╭─ The input

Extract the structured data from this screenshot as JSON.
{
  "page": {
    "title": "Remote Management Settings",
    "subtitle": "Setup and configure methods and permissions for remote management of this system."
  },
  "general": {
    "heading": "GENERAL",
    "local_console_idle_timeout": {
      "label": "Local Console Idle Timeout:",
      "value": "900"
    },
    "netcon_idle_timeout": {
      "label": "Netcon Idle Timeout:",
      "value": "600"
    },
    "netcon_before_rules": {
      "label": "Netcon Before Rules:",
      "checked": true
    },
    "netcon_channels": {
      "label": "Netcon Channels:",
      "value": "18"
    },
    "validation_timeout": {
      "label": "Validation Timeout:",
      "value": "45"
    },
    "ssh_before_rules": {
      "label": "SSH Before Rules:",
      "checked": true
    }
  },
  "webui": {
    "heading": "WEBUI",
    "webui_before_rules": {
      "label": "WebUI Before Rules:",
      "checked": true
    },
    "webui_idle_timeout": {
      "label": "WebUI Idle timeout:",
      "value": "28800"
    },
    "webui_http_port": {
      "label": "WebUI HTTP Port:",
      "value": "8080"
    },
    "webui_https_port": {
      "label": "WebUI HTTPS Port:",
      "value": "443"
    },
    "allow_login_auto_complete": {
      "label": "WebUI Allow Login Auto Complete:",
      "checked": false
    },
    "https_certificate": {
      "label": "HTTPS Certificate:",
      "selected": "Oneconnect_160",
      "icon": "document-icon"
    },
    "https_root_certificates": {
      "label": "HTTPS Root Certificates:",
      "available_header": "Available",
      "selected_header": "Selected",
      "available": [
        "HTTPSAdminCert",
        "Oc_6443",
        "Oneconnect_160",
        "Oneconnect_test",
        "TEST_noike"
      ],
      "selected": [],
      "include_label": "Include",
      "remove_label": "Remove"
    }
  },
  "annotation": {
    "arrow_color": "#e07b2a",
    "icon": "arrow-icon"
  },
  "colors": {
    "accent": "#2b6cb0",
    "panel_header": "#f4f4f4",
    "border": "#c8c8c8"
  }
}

╰─

▶ _The exercise_:
Copy every line of the material, please, keeping it exactly the same.

▶ _Written answer_:
Extract the structured data from this screenshot as JSON.
{
  "page": {
    "title": "Remote Management Settings",
    "subtitle": "Setup and configure methods and permissions for remote management of this system."
  },
  "general": {
    "heading": "GENERAL",
    "local_console_idle_timeout": {
      "label": "Local Console Idle Timeout:",
      "value": "900"
    },
    "netcon_idle_timeout": {
      "label": "Netcon Idle Timeout:",
      "value": "600"
    },
    "netcon_before_rules": {
      "label": "Netcon Before Rules:",
      "checked": true
    },
    "netcon_channels": {
      "label": "Netcon Channels:",
      "value": "18"
    },
    "validation_timeout": {
      "label": "Validation Timeout:",
      "value": "45"
    },
    "ssh_before_rules": {
      "label": "SSH Before Rules:",
      "checked": true
    }
  },
  "webui": {
    "heading": "WEBUI",
    "webui_before_rules": {
      "label": "WebUI Before Rules:",
      "checked": true
    },
    "webui_idle_timeout": {
      "label": "WebUI Idle timeout:",
      "value": "28800"
    },
    "webui_http_port": {
      "label": "WebUI HTTP Port:",
      "value": "8080"
    },
    "webui_https_port": {
      "label": "WebUI HTTPS Port:",
      "value": "443"
    },
    "allow_login_auto_complete": {
      "label": "WebUI Allow Login Auto Complete:",
      "checked": false
    },
    "https_certificate": {
      "label": "HTTPS Certificate:",
      "selected": "Oneconnect_160",
      "icon": "document-icon"
    },
    "https_root_certificates": {
      "label": "HTTPS Root Certificates:",
      "available_header": "Available",
      "selected_header": "Selected",
      "available": [
        "HTTPSAdminCert",
        "Oc_6443",
        "Oneconnect_160",
        "Oneconnect_test",
        "TEST_noike"
      ],
      "selected": [],
      "include_label": "Include",
      "remove_label": "Remove"
    }
  },
  "annotation": {
    "arrow_color": "#e07b2a",
    "icon": "arrow-icon"
  },
  "colors": {
    "accent": "#2b6cb0",
    "panel_header": "#f4f4f4",
    "border": "#c8c8c8"
  }
}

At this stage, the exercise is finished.